Task prompt: Extract every entry word for word.

start

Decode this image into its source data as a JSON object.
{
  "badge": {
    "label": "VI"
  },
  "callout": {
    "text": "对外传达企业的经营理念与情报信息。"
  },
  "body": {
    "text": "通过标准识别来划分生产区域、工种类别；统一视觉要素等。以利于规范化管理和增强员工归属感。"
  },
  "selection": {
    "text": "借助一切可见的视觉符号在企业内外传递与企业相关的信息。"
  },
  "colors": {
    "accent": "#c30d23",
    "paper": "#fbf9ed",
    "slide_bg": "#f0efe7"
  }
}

end

Exercise result:
Decode this image into its source data as a JSON object.
{
  "badge": {
    "label": "VI"
  },
  "callout": {
    "text": "对外传达企业的经营理念与情报信息。"
  },
  "body": {
    "text": "通过标准识别来划分生产区域、工种类别；统一视觉要素等。以利于规范化管理和增强员工归属感。"
  },
  "selection": {
    "text": "借助一切可见的视觉符号在企业内外传递与企业相关的信息。"
  },
  "colors": {
    "accent": "#c30d23",
    "paper": "#fbf9ed",
    "slide_bg": "#f0efe7"
  }
}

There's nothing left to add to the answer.